> THE PROBLEM
Please rewrite the material below, changing every "Point" to "Marker" and keeping everything else the same. Leave the pictures out.

> INFORMATION SUPPLIED
- - - - -
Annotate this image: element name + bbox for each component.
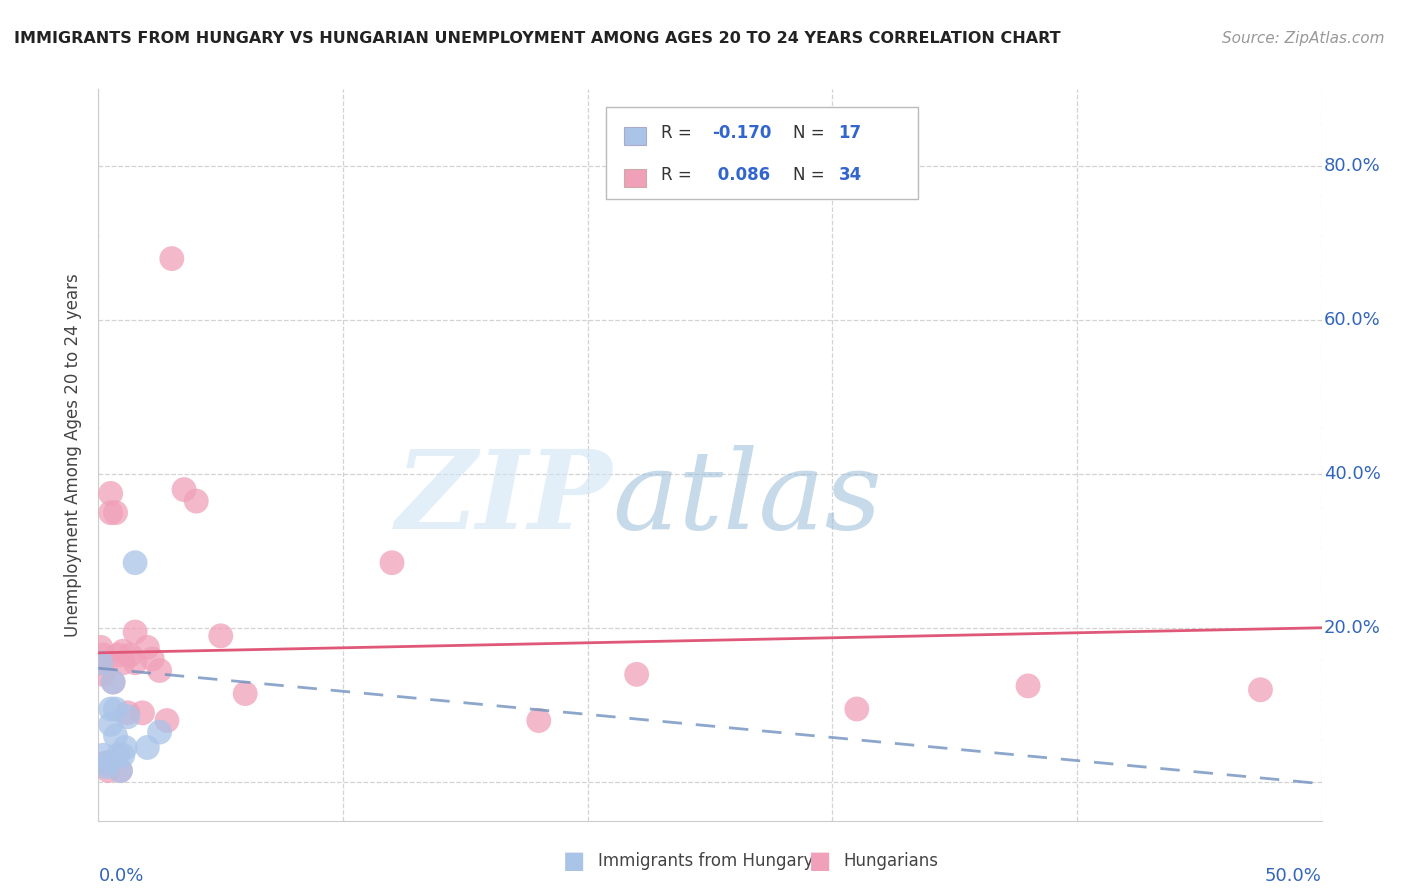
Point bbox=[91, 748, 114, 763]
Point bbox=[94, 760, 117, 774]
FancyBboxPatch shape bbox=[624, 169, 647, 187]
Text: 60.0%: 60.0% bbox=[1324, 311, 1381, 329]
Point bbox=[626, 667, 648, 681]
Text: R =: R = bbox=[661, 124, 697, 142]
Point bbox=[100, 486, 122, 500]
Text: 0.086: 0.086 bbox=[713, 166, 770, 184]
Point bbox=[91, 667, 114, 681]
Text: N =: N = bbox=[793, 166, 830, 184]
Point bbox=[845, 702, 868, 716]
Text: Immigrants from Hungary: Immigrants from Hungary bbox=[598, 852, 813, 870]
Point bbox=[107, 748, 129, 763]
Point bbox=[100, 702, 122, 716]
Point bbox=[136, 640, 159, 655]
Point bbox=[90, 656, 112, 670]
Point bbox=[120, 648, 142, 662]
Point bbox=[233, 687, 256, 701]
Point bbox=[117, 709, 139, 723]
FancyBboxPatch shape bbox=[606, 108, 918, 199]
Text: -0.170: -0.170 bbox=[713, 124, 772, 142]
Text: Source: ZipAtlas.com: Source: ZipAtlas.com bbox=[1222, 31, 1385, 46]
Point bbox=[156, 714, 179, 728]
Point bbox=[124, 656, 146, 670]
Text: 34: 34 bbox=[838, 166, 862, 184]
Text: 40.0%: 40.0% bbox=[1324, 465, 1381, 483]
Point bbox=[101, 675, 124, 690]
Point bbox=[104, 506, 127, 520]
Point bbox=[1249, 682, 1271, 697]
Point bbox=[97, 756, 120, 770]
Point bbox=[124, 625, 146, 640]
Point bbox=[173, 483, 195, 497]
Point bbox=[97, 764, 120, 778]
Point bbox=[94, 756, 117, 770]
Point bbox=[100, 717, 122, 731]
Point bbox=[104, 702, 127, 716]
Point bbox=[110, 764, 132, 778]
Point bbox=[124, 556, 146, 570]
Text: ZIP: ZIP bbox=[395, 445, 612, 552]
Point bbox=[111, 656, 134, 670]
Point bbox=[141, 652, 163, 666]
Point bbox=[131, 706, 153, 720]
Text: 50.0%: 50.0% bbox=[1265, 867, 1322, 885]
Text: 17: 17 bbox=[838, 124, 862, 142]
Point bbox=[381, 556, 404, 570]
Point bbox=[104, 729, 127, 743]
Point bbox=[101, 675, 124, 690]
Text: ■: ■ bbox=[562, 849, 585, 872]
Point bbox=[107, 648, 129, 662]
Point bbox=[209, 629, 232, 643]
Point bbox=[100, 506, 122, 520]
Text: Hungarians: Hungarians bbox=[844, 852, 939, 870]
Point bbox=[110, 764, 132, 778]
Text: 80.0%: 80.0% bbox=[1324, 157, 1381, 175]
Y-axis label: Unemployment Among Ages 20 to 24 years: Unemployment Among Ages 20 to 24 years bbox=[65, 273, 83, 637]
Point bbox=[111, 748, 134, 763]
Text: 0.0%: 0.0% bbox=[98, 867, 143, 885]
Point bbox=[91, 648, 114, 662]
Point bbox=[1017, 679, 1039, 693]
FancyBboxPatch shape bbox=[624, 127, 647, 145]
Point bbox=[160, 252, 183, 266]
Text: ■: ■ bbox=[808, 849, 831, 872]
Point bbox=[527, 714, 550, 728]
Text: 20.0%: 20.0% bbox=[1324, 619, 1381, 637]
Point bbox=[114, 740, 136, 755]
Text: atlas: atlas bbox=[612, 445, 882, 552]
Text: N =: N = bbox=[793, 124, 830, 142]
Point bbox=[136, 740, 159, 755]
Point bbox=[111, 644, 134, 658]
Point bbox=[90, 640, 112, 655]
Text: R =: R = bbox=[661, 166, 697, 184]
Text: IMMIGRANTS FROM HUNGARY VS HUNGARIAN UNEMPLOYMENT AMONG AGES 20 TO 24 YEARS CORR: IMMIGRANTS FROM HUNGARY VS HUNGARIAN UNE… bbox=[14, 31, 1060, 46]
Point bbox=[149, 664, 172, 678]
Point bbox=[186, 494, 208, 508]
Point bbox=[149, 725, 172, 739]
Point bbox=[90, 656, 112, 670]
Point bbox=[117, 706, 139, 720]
- - - - -
> ANSWER TO THE PROBLEM
Annotate this image: element name + bbox for each component.
Marker bbox=[91, 748, 114, 763]
Marker bbox=[94, 760, 117, 774]
FancyBboxPatch shape bbox=[624, 169, 647, 187]
Text: 60.0%: 60.0% bbox=[1324, 311, 1381, 329]
Marker bbox=[626, 667, 648, 681]
Text: R =: R = bbox=[661, 124, 697, 142]
Marker bbox=[100, 486, 122, 500]
Text: 0.086: 0.086 bbox=[713, 166, 770, 184]
Marker bbox=[91, 667, 114, 681]
Text: N =: N = bbox=[793, 166, 830, 184]
Marker bbox=[845, 702, 868, 716]
Text: Immigrants from Hungary: Immigrants from Hungary bbox=[598, 852, 813, 870]
Marker bbox=[107, 748, 129, 763]
Marker bbox=[100, 702, 122, 716]
Marker bbox=[136, 640, 159, 655]
Marker bbox=[90, 656, 112, 670]
Marker bbox=[120, 648, 142, 662]
Marker bbox=[233, 687, 256, 701]
Marker bbox=[117, 709, 139, 723]
FancyBboxPatch shape bbox=[606, 108, 918, 199]
Text: -0.170: -0.170 bbox=[713, 124, 772, 142]
Text: Source: ZipAtlas.com: Source: ZipAtlas.com bbox=[1222, 31, 1385, 46]
Marker bbox=[156, 714, 179, 728]
Marker bbox=[124, 656, 146, 670]
Text: 34: 34 bbox=[838, 166, 862, 184]
Text: 40.0%: 40.0% bbox=[1324, 465, 1381, 483]
Marker bbox=[101, 675, 124, 690]
Marker bbox=[104, 506, 127, 520]
Marker bbox=[1249, 682, 1271, 697]
Marker bbox=[97, 756, 120, 770]
Marker bbox=[124, 625, 146, 640]
Marker bbox=[173, 483, 195, 497]
Marker bbox=[97, 764, 120, 778]
Marker bbox=[94, 756, 117, 770]
Marker bbox=[100, 717, 122, 731]
Marker bbox=[104, 702, 127, 716]
Marker bbox=[110, 764, 132, 778]
Marker bbox=[124, 556, 146, 570]
Text: ZIP: ZIP bbox=[395, 445, 612, 552]
Marker bbox=[111, 656, 134, 670]
Marker bbox=[141, 652, 163, 666]
Marker bbox=[131, 706, 153, 720]
Text: 50.0%: 50.0% bbox=[1265, 867, 1322, 885]
Text: 17: 17 bbox=[838, 124, 862, 142]
Marker bbox=[381, 556, 404, 570]
Marker bbox=[104, 729, 127, 743]
Marker bbox=[101, 675, 124, 690]
Text: ■: ■ bbox=[562, 849, 585, 872]
Marker bbox=[107, 648, 129, 662]
Marker bbox=[209, 629, 232, 643]
Marker bbox=[100, 506, 122, 520]
Text: Hungarians: Hungarians bbox=[844, 852, 939, 870]
Marker bbox=[110, 764, 132, 778]
Text: 80.0%: 80.0% bbox=[1324, 157, 1381, 175]
Y-axis label: Unemployment Among Ages 20 to 24 years: Unemployment Among Ages 20 to 24 years bbox=[65, 273, 83, 637]
Marker bbox=[111, 748, 134, 763]
Text: 0.0%: 0.0% bbox=[98, 867, 143, 885]
Marker bbox=[91, 648, 114, 662]
Marker bbox=[1017, 679, 1039, 693]
FancyBboxPatch shape bbox=[624, 127, 647, 145]
Marker bbox=[160, 252, 183, 266]
Text: ■: ■ bbox=[808, 849, 831, 872]
Marker bbox=[527, 714, 550, 728]
Text: 20.0%: 20.0% bbox=[1324, 619, 1381, 637]
Marker bbox=[114, 740, 136, 755]
Text: atlas: atlas bbox=[612, 445, 882, 552]
Text: N =: N = bbox=[793, 124, 830, 142]
Marker bbox=[136, 740, 159, 755]
Marker bbox=[111, 644, 134, 658]
Marker bbox=[90, 640, 112, 655]
Text: R =: R = bbox=[661, 166, 697, 184]
Text: IMMIGRANTS FROM HUNGARY VS HUNGARIAN UNEMPLOYMENT AMONG AGES 20 TO 24 YEARS CORR: IMMIGRANTS FROM HUNGARY VS HUNGARIAN UNE… bbox=[14, 31, 1060, 46]
Marker bbox=[149, 664, 172, 678]
Marker bbox=[186, 494, 208, 508]
Marker bbox=[149, 725, 172, 739]
Marker bbox=[90, 656, 112, 670]
Marker bbox=[117, 706, 139, 720]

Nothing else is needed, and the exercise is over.